## EXERCISE GOAL
Lift out all lines below that contain "icon".

## RECORDS FOR THE TASK
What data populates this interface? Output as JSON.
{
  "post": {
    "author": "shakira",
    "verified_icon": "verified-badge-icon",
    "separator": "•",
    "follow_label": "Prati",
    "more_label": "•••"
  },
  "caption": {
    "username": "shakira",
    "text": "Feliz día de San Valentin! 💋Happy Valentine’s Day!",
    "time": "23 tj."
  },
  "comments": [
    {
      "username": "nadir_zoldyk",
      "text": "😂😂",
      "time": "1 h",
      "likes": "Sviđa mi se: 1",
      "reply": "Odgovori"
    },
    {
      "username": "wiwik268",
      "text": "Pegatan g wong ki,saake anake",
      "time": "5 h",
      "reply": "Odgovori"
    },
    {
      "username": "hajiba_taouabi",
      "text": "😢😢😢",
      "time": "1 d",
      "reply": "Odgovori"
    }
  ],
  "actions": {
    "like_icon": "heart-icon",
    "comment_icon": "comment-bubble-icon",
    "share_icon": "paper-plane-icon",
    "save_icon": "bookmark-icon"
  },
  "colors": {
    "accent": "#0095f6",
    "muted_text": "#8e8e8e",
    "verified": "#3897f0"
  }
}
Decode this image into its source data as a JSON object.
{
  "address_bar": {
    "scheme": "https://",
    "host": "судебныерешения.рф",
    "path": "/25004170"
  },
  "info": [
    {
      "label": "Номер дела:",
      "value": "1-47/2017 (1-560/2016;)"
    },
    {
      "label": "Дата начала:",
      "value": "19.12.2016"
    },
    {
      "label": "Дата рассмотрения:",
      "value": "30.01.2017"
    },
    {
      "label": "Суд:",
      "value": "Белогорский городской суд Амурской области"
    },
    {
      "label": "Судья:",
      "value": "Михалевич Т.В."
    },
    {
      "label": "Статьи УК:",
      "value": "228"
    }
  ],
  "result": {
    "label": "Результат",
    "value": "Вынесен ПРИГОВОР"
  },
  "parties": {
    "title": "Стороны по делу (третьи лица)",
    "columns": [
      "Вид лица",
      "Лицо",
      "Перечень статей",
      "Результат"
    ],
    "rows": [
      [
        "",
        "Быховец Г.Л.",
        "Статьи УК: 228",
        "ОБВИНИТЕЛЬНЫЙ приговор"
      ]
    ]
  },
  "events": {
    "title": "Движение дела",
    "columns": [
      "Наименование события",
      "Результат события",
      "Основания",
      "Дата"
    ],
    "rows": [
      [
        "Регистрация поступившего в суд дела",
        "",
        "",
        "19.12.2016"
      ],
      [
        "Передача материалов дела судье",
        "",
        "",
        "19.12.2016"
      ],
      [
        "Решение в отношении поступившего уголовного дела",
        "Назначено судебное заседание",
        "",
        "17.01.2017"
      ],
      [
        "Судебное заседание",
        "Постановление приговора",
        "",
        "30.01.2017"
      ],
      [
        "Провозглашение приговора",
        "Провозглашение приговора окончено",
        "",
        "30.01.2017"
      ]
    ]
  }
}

## CORRECT RESULT
    "verified_icon": "verified-badge-icon",
    "like_icon": "heart-icon",
    "comment_icon": "comment-bubble-icon",
    "share_icon": "paper-plane-icon",
    "save_icon": "bookmark-icon"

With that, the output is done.